> Stated goal
Quote all lines below exactly. Images stay out.

--- start Given data ---

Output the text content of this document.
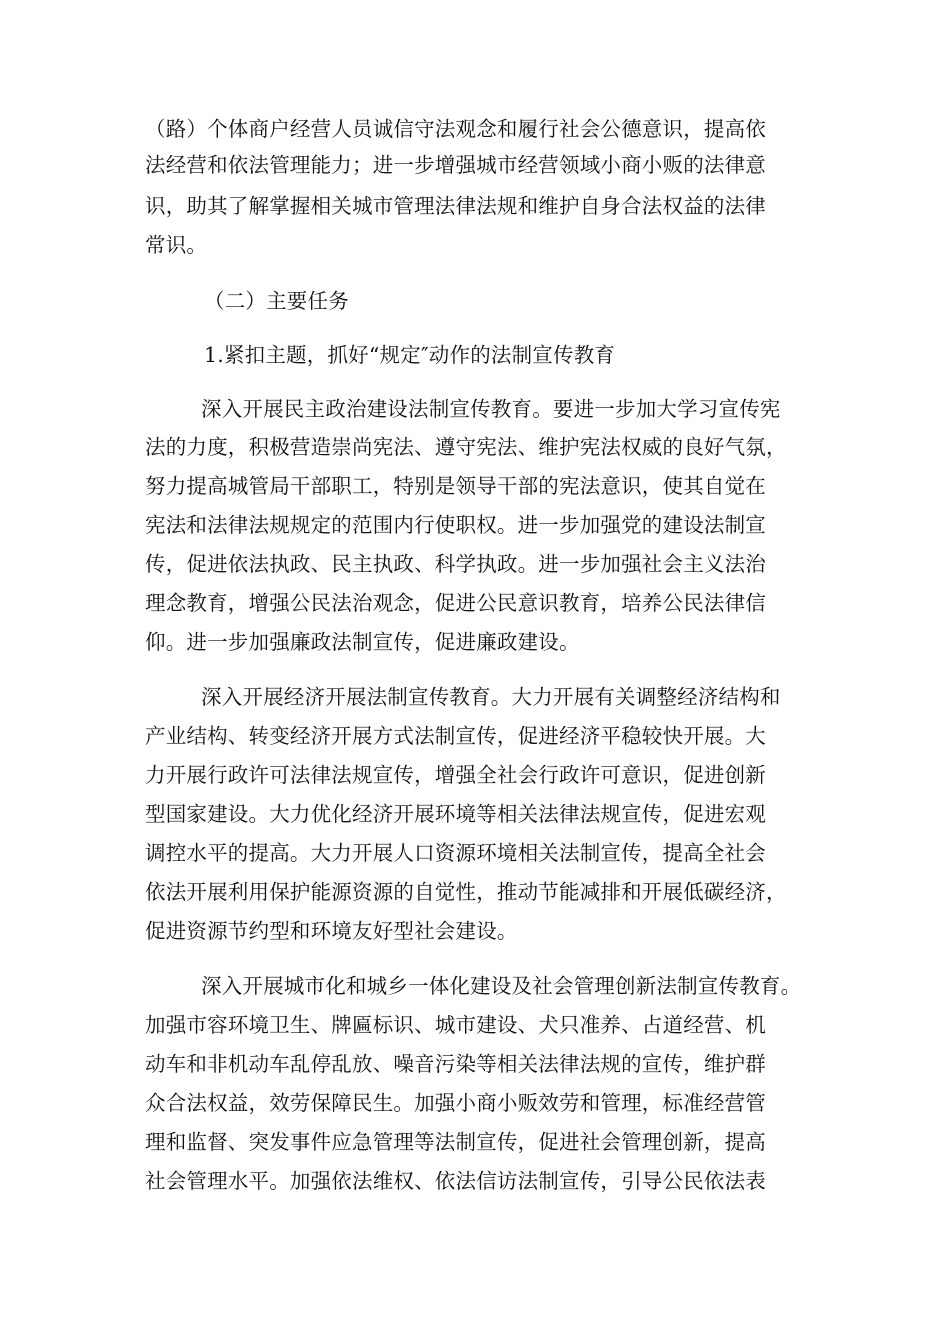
（路）个体商户经营人员诚信守法观念和履行社会公德意识，提高依
法经营和依法管理能力；进一步增强城市经营领域小商小贩的法律意
识，助其了解掌握相关城市管理法律法规和维护自身合法权益的法律
常识。
（二）主要任务
1.紧扣主题，抓好“规定″动作的法制宣传教育
深入开展民主政治建设法制宣传教育。要进一步加大学习宣传宪
法的力度，积极营造崇尚宪法、遵守宪法、维护宪法权威的良好气氛，
努力提高城管局干部职工，特别是领导干部的宪法意识，使其自觉在
宪法和法律法规规定的范围内行使职权。进一步加强党的建设法制宣
传，促进依法执政、民主执政、科学执政。进一步加强社会主义法治
理念教育，增强公民法治观念，促进公民意识教育，培养公民法律信
仰。进一步加强廉政法制宣传，促进廉政建设。
深入开展经济开展法制宣传教育。大力开展有关调整经济结构和
产业结构、转变经济开展方式法制宣传，促进经济平稳较快开展。大
力开展行政许可法律法规宣传，增强全社会行政许可意识，促进创新
型国家建设。大力优化经济开展环境等相关法律法规宣传，促进宏观
调控水平的提高。大力开展人口资源环境相关法制宣传，提高全社会
依法开展利用保护能源资源的自觉性，推动节能减排和开展低碳经济，
促进资源节约型和环境友好型社会建设。
深入开展城市化和城乡一体化建设及社会管理创新法制宣传教育。
加强市容环境卫生、牌匾标识、城市建设、犬只准养、占道经营、机
动车和非机动车乱停乱放、噪音污染等相关法律法规的宣传，维护群
众合法权益，效劳保障民生。加强小商小贩效劳和管理，标准经营管
理和监督、突发事件应急管理等法制宣传，促进社会管理创新，提高
社会管理水平。加强依法维权、依法信访法制宣传，引导公民依法表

--- end Given data ---

> Answer
Output the text content of this document.
（路）个体商户经营人员诚信守法观念和履行社会公德意识，提高依
法经营和依法管理能力；进一步增强城市经营领域小商小贩的法律意
识，助其了解掌握相关城市管理法律法规和维护自身合法权益的法律
常识。
（二）主要任务
1.紧扣主题，抓好“规定″动作的法制宣传教育
深入开展民主政治建设法制宣传教育。要进一步加大学习宣传宪
法的力度，积极营造崇尚宪法、遵守宪法、维护宪法权威的良好气氛，
努力提高城管局干部职工，特别是领导干部的宪法意识，使其自觉在
宪法和法律法规规定的范围内行使职权。进一步加强党的建设法制宣
传，促进依法执政、民主执政、科学执政。进一步加强社会主义法治
理念教育，增强公民法治观念，促进公民意识教育，培养公民法律信
仰。进一步加强廉政法制宣传，促进廉政建设。
深入开展经济开展法制宣传教育。大力开展有关调整经济结构和
产业结构、转变经济开展方式法制宣传，促进经济平稳较快开展。大
力开展行政许可法律法规宣传，增强全社会行政许可意识，促进创新
型国家建设。大力优化经济开展环境等相关法律法规宣传，促进宏观
调控水平的提高。大力开展人口资源环境相关法制宣传，提高全社会
依法开展利用保护能源资源的自觉性，推动节能减排和开展低碳经济，
促进资源节约型和环境友好型社会建设。
深入开展城市化和城乡一体化建设及社会管理创新法制宣传教育。
加强市容环境卫生、牌匾标识、城市建设、犬只准养、占道经营、机
动车和非机动车乱停乱放、噪音污染等相关法律法规的宣传，维护群
众合法权益，效劳保障民生。加强小商小贩效劳和管理，标准经营管
理和监督、突发事件应急管理等法制宣传，促进社会管理创新，提高
社会管理水平。加强依法维权、依法信访法制宣传，引导公民依法表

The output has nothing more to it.